Goal
Copy out each line in the material below that has the word "StarBioTrek".

Available data
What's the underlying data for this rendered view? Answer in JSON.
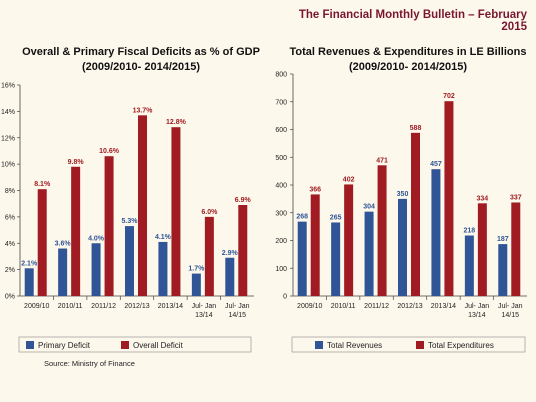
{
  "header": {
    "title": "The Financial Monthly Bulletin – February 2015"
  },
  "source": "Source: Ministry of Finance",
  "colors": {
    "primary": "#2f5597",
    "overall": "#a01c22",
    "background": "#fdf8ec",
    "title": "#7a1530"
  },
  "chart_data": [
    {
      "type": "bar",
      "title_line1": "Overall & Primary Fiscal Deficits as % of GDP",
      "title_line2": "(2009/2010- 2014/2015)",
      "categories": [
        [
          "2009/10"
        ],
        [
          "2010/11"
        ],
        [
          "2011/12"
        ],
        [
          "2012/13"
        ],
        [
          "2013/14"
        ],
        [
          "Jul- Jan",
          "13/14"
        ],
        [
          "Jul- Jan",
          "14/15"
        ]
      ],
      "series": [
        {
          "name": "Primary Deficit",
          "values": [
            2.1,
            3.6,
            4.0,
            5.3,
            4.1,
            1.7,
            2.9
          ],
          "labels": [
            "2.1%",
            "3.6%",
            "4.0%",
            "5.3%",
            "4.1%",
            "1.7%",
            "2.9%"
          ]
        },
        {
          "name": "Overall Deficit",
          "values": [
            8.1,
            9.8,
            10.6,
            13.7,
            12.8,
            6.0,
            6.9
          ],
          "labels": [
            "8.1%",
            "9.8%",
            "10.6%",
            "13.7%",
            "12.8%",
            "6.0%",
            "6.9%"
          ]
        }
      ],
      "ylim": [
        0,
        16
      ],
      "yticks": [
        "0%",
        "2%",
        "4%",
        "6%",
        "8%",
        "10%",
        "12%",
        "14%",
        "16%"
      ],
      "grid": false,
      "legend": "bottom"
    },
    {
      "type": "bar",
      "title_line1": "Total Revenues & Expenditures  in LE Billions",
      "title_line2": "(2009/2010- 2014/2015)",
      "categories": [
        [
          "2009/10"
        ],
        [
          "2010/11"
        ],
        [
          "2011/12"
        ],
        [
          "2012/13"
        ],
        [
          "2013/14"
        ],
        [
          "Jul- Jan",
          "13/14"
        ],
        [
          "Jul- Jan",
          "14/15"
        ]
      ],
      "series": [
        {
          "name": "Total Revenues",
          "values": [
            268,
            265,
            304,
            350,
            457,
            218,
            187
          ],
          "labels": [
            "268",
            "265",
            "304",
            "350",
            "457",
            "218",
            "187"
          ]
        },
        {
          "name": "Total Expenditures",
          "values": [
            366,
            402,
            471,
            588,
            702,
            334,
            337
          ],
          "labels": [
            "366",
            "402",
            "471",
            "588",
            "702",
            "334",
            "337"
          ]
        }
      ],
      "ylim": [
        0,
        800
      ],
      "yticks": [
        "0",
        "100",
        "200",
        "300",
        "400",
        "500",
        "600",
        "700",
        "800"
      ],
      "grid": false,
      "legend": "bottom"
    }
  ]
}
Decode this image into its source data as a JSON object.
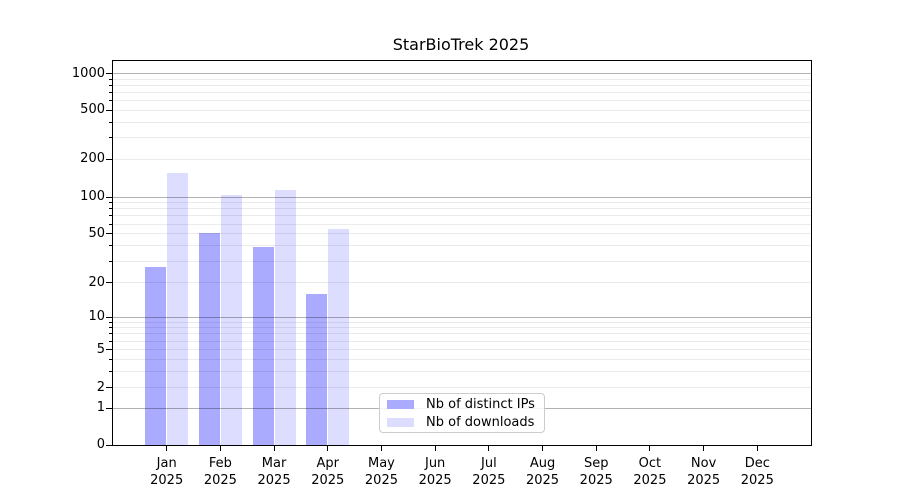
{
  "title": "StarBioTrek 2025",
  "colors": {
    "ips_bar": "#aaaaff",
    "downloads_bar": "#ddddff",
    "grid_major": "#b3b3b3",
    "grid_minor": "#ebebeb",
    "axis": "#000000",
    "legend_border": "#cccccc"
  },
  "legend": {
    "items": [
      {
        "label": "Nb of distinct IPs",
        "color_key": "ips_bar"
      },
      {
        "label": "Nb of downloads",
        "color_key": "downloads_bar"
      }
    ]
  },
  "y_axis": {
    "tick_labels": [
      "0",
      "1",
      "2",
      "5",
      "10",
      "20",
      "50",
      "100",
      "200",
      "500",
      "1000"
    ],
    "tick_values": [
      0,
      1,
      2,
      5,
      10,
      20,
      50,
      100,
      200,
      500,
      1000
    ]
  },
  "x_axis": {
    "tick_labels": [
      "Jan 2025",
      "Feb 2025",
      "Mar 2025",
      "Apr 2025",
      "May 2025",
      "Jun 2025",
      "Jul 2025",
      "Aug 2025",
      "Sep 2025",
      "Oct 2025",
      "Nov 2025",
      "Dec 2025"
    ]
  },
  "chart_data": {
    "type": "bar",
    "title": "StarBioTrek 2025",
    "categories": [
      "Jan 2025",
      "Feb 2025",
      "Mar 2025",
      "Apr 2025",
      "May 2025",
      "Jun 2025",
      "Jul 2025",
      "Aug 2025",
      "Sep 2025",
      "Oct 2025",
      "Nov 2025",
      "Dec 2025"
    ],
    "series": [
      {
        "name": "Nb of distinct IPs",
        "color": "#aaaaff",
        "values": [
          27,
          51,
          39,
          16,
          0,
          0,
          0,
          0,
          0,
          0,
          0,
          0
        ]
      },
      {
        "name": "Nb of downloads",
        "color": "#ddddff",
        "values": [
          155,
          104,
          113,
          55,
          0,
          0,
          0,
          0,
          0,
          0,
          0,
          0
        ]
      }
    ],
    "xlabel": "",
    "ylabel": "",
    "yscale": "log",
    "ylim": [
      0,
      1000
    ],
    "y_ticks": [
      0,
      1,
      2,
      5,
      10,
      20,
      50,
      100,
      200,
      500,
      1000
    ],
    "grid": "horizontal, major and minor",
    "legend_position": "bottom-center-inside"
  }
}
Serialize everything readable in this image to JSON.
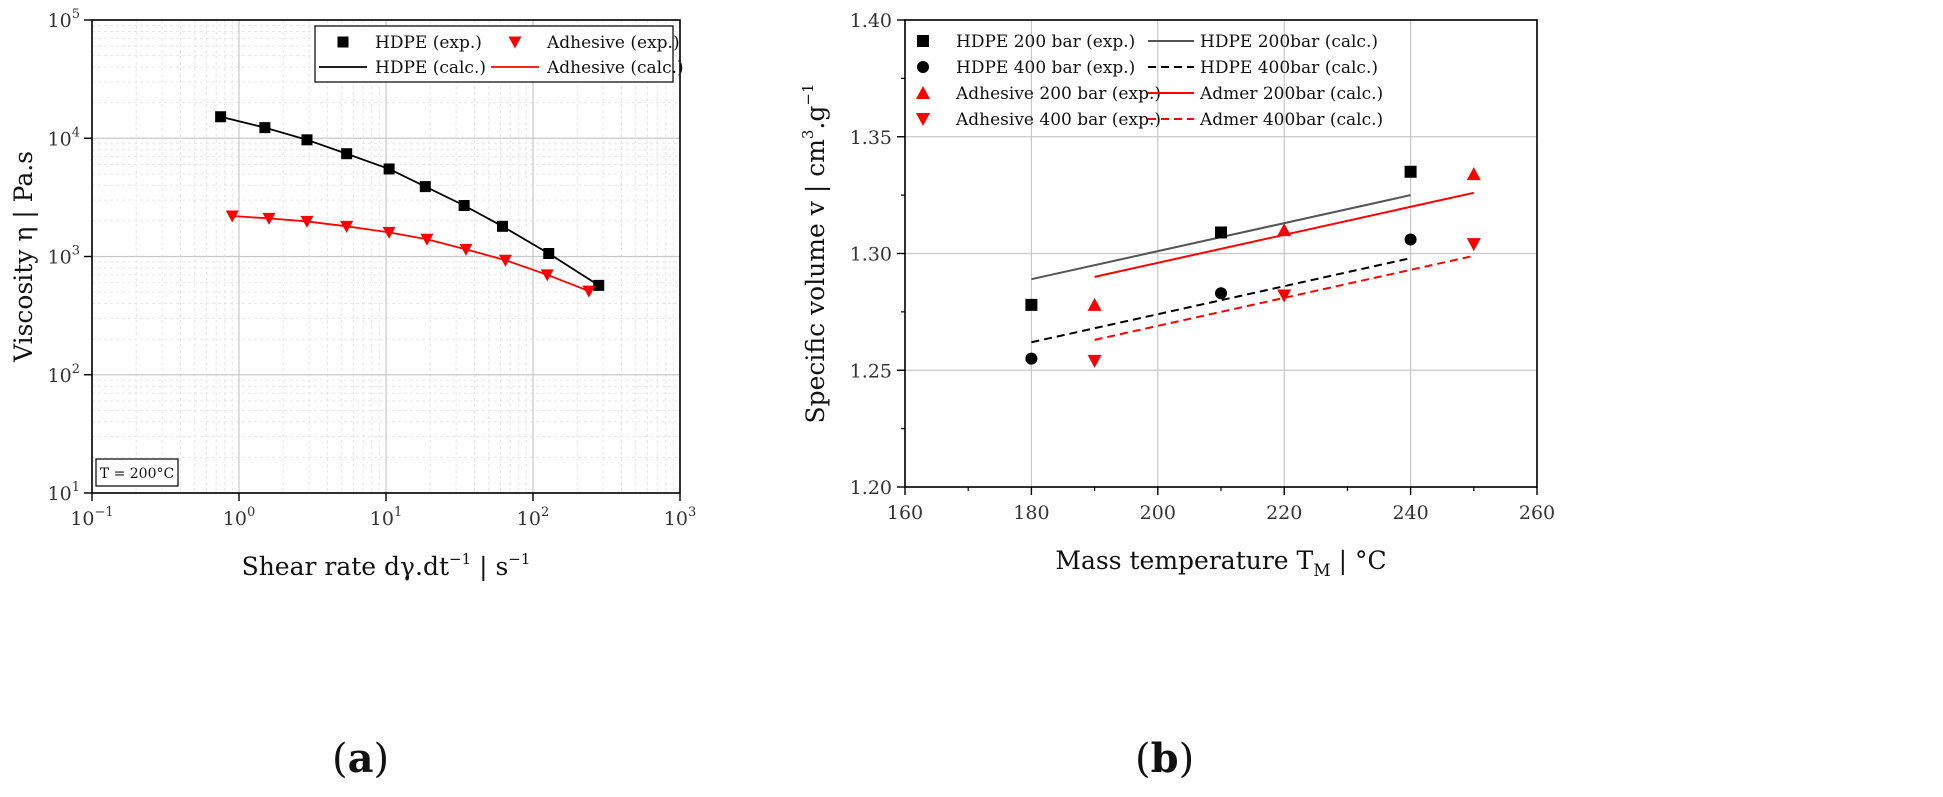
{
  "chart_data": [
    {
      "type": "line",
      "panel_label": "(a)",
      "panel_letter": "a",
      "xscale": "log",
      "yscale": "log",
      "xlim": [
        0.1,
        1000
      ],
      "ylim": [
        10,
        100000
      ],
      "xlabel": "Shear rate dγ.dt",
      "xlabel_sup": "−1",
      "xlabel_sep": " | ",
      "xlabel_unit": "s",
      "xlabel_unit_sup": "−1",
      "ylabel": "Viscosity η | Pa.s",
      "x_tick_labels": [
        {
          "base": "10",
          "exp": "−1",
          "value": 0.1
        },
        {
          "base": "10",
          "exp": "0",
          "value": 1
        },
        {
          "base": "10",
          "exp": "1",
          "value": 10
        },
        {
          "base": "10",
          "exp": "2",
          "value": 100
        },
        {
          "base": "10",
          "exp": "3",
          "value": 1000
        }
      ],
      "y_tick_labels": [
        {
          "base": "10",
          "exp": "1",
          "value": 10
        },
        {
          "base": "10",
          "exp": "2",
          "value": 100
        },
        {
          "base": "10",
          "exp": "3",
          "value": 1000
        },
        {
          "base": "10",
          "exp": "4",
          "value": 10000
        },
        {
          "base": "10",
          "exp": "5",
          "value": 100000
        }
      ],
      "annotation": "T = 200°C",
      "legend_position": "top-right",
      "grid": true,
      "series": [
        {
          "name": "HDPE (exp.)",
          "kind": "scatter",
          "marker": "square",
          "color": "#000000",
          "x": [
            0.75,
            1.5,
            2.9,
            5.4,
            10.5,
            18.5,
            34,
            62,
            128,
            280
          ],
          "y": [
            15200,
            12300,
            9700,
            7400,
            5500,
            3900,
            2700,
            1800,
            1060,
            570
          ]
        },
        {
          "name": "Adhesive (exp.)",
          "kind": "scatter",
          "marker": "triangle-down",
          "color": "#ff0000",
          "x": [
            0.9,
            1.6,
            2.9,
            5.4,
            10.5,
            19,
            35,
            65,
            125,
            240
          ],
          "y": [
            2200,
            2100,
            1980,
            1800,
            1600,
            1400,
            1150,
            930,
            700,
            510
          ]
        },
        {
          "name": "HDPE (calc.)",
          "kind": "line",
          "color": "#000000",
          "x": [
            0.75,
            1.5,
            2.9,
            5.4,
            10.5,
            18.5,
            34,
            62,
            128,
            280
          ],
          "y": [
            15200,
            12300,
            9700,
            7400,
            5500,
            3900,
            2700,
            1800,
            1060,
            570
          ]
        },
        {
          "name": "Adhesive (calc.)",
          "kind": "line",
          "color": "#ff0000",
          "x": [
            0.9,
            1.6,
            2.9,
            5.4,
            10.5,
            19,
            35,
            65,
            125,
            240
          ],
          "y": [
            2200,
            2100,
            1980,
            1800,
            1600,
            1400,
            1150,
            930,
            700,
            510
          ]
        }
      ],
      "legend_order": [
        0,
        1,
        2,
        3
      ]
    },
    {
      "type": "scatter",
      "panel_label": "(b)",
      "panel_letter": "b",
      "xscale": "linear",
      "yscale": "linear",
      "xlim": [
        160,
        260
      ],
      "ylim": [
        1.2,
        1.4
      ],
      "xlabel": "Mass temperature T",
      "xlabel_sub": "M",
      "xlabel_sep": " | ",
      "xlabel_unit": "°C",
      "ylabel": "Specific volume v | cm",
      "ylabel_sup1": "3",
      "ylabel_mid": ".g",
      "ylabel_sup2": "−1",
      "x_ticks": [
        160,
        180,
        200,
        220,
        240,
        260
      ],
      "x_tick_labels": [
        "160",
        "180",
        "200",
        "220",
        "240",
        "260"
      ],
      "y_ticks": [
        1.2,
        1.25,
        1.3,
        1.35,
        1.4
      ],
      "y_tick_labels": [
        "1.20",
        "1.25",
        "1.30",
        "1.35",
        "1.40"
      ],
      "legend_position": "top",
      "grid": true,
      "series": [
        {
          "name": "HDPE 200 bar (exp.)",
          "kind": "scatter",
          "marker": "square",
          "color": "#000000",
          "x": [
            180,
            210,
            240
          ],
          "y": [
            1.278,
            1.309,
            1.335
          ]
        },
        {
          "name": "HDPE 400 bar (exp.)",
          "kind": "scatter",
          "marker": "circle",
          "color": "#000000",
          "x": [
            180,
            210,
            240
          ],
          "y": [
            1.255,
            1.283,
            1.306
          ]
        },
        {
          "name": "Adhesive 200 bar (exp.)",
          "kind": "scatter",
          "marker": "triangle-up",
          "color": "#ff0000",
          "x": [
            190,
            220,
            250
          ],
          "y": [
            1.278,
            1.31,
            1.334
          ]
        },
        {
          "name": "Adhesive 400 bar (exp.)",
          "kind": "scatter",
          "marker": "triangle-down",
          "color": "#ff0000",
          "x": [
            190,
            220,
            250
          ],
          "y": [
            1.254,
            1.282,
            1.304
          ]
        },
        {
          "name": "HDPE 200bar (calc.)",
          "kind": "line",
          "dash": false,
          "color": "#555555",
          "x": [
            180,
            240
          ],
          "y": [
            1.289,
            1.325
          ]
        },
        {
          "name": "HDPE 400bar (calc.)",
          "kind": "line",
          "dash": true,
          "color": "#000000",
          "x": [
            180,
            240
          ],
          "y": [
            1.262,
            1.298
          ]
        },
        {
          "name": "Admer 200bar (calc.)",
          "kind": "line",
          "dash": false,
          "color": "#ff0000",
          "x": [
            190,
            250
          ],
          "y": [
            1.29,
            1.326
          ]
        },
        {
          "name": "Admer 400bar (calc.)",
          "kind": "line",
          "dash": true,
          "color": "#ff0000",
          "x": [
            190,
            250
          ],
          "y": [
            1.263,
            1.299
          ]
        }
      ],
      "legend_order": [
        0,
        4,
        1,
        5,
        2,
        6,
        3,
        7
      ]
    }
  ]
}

Solution to the problem
  "title": "StarBioTrek 2025",
    "title": "StarBioTrek 2025",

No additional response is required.